-- START --
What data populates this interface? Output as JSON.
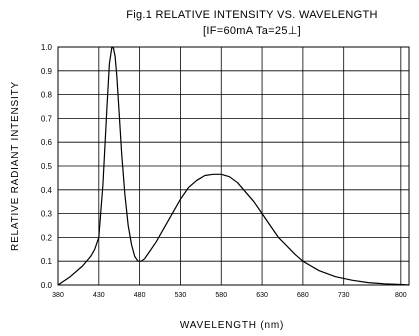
{
  "chart_data": {
    "type": "line",
    "title": "Fig.1 RELATIVE INTENSITY VS. WAVELENGTH",
    "subtitle": "[IF=60mA Ta=25⊥]",
    "xlabel": "WAVELENGTH   (nm)",
    "ylabel": "RELATIVE RADIANT INTENSITY",
    "xlim": [
      380,
      810
    ],
    "ylim": [
      0,
      1.0
    ],
    "grid": true,
    "x_ticks": [
      "380",
      "430",
      "480",
      "530",
      "580",
      "630",
      "680",
      "730",
      "800"
    ],
    "y_ticks": [
      "0.0",
      "0.1",
      "0.2",
      "0.3",
      "0.4",
      "0.5",
      "0.6",
      "0.7",
      "0.8",
      "0.9",
      "1.0"
    ],
    "series": [
      {
        "x": [
          380,
          395,
          410,
          420,
          425,
          430,
          435,
          440,
          443,
          446,
          448,
          450,
          452,
          455,
          458,
          462,
          466,
          470,
          474,
          478,
          482,
          486,
          490,
          500,
          510,
          520,
          530,
          540,
          550,
          560,
          570,
          580,
          590,
          600,
          610,
          620,
          630,
          640,
          650,
          660,
          670,
          680,
          690,
          700,
          720,
          740,
          760,
          780,
          800,
          810
        ],
        "y": [
          0.0,
          0.035,
          0.08,
          0.12,
          0.15,
          0.2,
          0.42,
          0.75,
          0.93,
          1.0,
          0.995,
          0.96,
          0.88,
          0.72,
          0.55,
          0.38,
          0.25,
          0.17,
          0.12,
          0.1,
          0.1,
          0.11,
          0.13,
          0.18,
          0.24,
          0.3,
          0.36,
          0.41,
          0.44,
          0.46,
          0.465,
          0.465,
          0.455,
          0.43,
          0.39,
          0.35,
          0.3,
          0.25,
          0.2,
          0.165,
          0.13,
          0.1,
          0.08,
          0.06,
          0.035,
          0.02,
          0.01,
          0.005,
          0.002,
          0.0
        ]
      }
    ]
  }
}
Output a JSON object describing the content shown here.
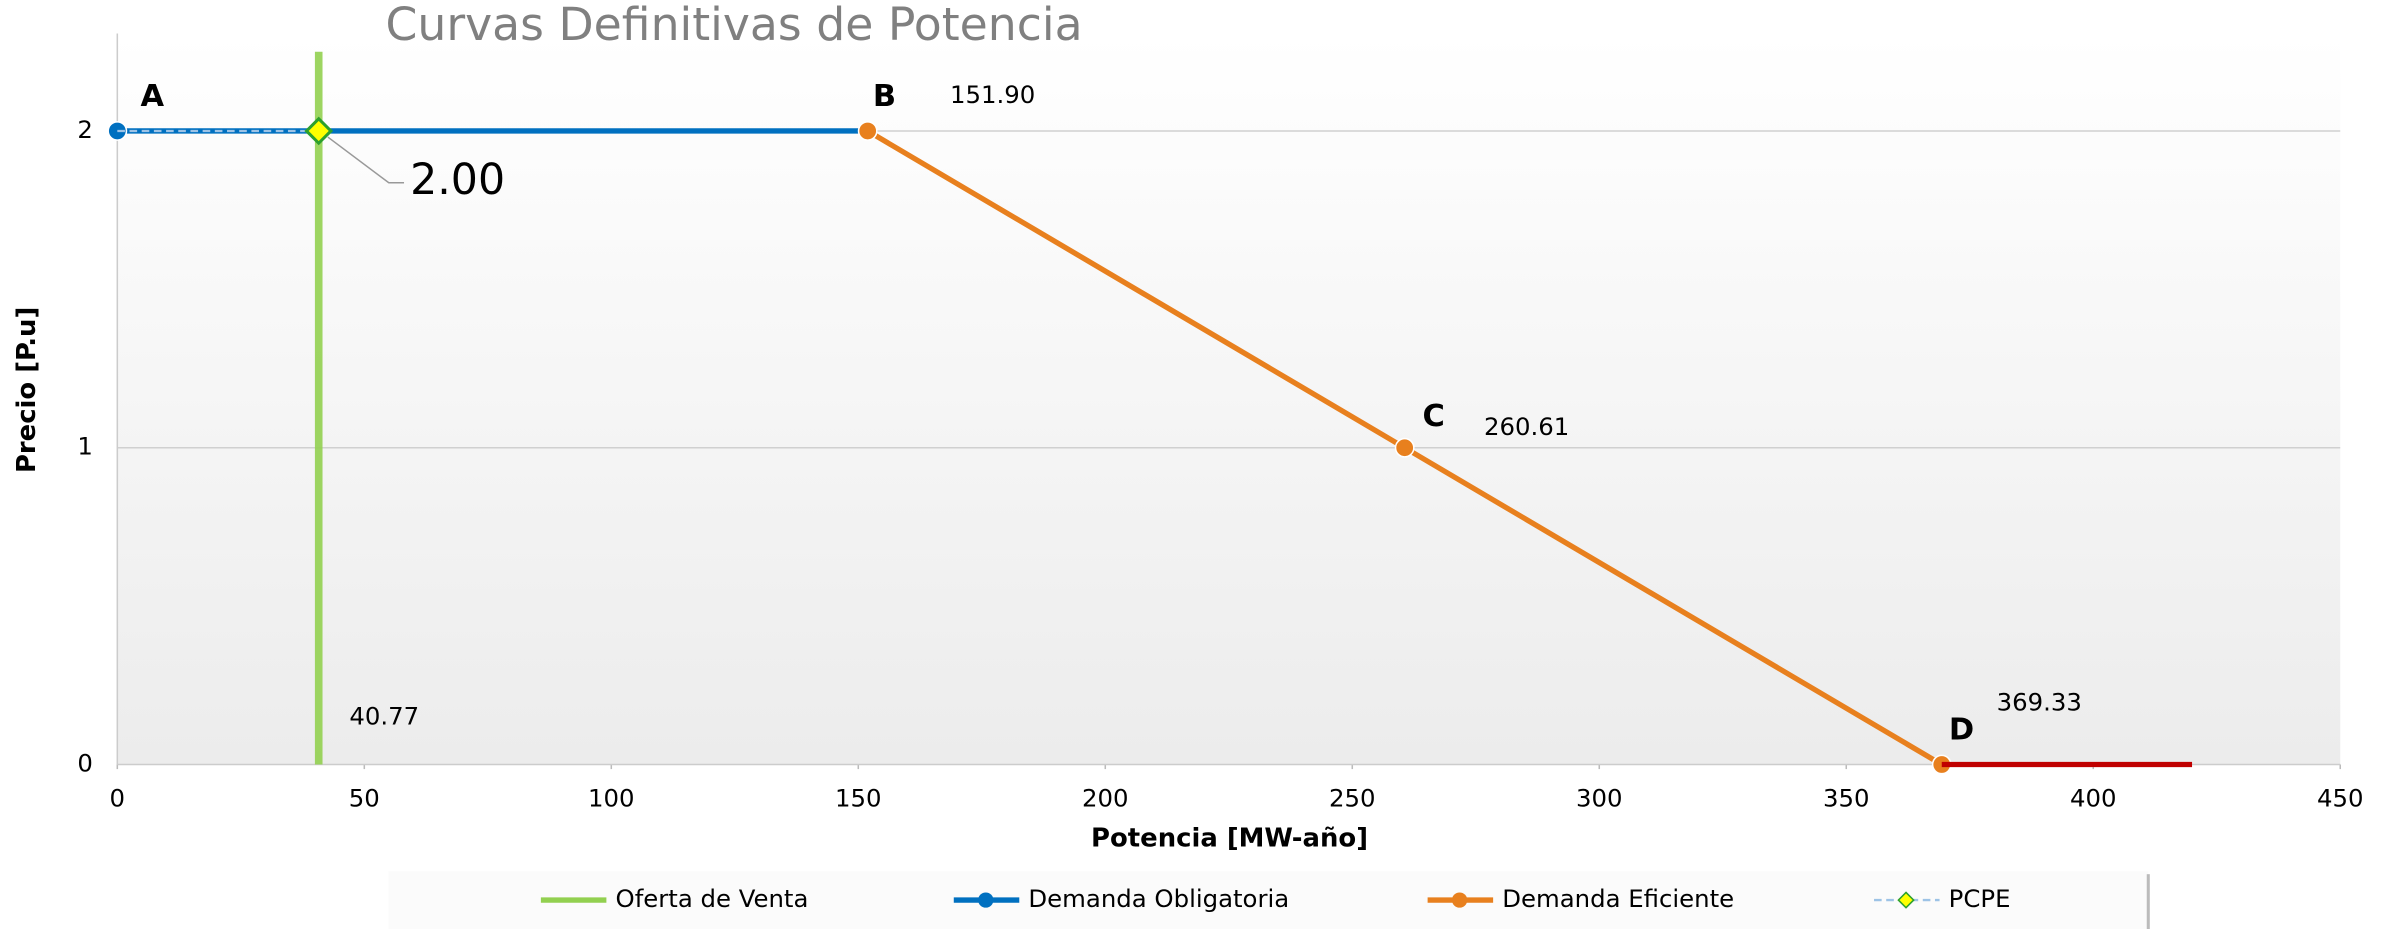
-- END --
**WHAT YOU HAVE TO DO**.
Quote every record above exactly, omitting any pictures they contain.

**WRITTEN SOLUTION**.
What data populates this interface? Output as JSON.
{
  "chart_data": {
    "type": "line",
    "title": "Fig.1 RELATIVE INTENSITY VS. WAVELENGTH",
    "subtitle": "[IF=60mA Ta=25⊥]",
    "xlabel": "WAVELENGTH   (nm)",
    "ylabel": "RELATIVE RADIANT INTENSITY",
    "xlim": [
      380,
      810
    ],
    "ylim": [
      0,
      1.0
    ],
    "grid": true,
    "x_ticks": [
      "380",
      "430",
      "480",
      "530",
      "580",
      "630",
      "680",
      "730",
      "800"
    ],
    "y_ticks": [
      "0.0",
      "0.1",
      "0.2",
      "0.3",
      "0.4",
      "0.5",
      "0.6",
      "0.7",
      "0.8",
      "0.9",
      "1.0"
    ],
    "series": [
      {
        "x": [
          380,
          395,
          410,
          420,
          425,
          430,
          435,
          440,
          443,
          446,
          448,
          450,
          452,
          455,
          458,
          462,
          466,
          470,
          474,
          478,
          482,
          486,
          490,
          500,
          510,
          520,
          530,
          540,
          550,
          560,
          570,
          580,
          590,
          600,
          610,
          620,
          630,
          640,
          650,
          660,
          670,
          680,
          690,
          700,
          720,
          740,
          760,
          780,
          800,
          810
        ],
        "y": [
          0.0,
          0.035,
          0.08,
          0.12,
          0.15,
          0.2,
          0.42,
          0.75,
          0.93,
          1.0,
          0.995,
          0.96,
          0.88,
          0.72,
          0.55,
          0.38,
          0.25,
          0.17,
          0.12,
          0.1,
          0.1,
          0.11,
          0.13,
          0.18,
          0.24,
          0.3,
          0.36,
          0.41,
          0.44,
          0.46,
          0.465,
          0.465,
          0.455,
          0.43,
          0.39,
          0.35,
          0.3,
          0.25,
          0.2,
          0.165,
          0.13,
          0.1,
          0.08,
          0.06,
          0.035,
          0.02,
          0.01,
          0.005,
          0.002,
          0.0
        ]
      }
    ]
  }
}
Output a JSON object describing the content shown here.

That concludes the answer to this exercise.